=== RECORDS PROVIDED ===

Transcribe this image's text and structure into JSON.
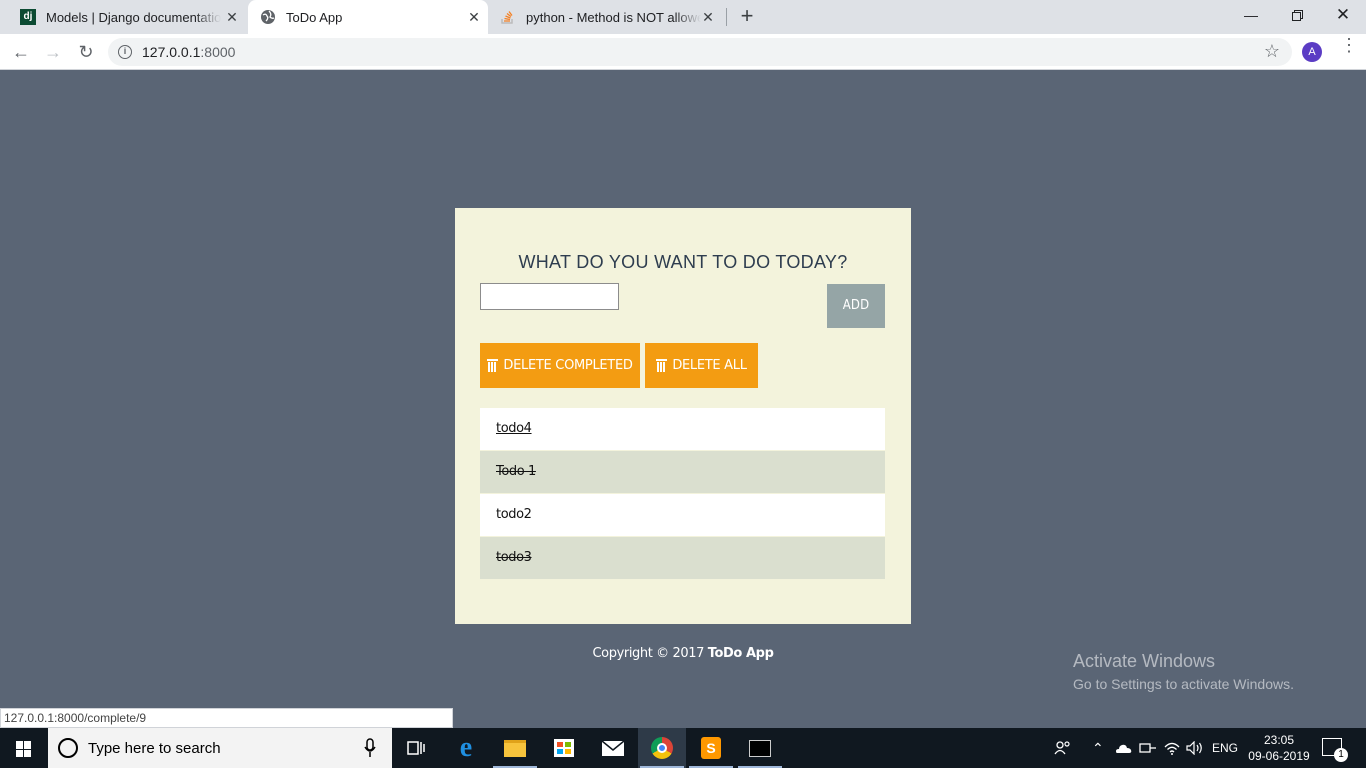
{
  "browser": {
    "tabs": [
      {
        "favicon": "django-favicon",
        "title": "Models | Django documentation | Django"
      },
      {
        "favicon": "globe-icon",
        "title": "ToDo App"
      },
      {
        "favicon": "stackoverflow-icon",
        "title": "python - Method is NOT allowed"
      }
    ],
    "address": {
      "host": "127.0.0.1",
      "port": ":8000"
    },
    "profile_initial": "A"
  },
  "page": {
    "heading": "WHAT DO YOU WANT TO DO TODAY?",
    "input_value": "",
    "add_label": "ADD",
    "delete_completed_label": "DELETE COMPLETED",
    "delete_all_label": "DELETE ALL",
    "todos": [
      {
        "text": "todo4",
        "completed": false
      },
      {
        "text": "Todo 1",
        "completed": true
      },
      {
        "text": "todo2",
        "completed": false
      },
      {
        "text": "todo3",
        "completed": true
      }
    ],
    "footer_prefix": "Copyright © 2017 ",
    "footer_brand": "ToDo App"
  },
  "status_url": "127.0.0.1:8000/complete/9",
  "watermark": {
    "title": "Activate Windows",
    "subtitle": "Go to Settings to activate Windows."
  },
  "taskbar": {
    "search_placeholder": "Type here to search",
    "language": "ENG",
    "time": "23:05",
    "date": "09-06-2019",
    "notification_count": "1"
  },
  "colors": {
    "page_bg": "#5a6575",
    "card_bg": "#f3f3dc",
    "accent_orange": "#f39c12",
    "add_button": "#95a5a6",
    "completed_row": "#dadfcf"
  }
}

===

SET PROBLEM:
Out of the preceding entries, pull every line containing the string "favicon".

ANSWER TO THE TASK:
        "favicon": "django-favicon",
        "favicon": "globe-icon",
        "favicon": "stackoverflow-icon",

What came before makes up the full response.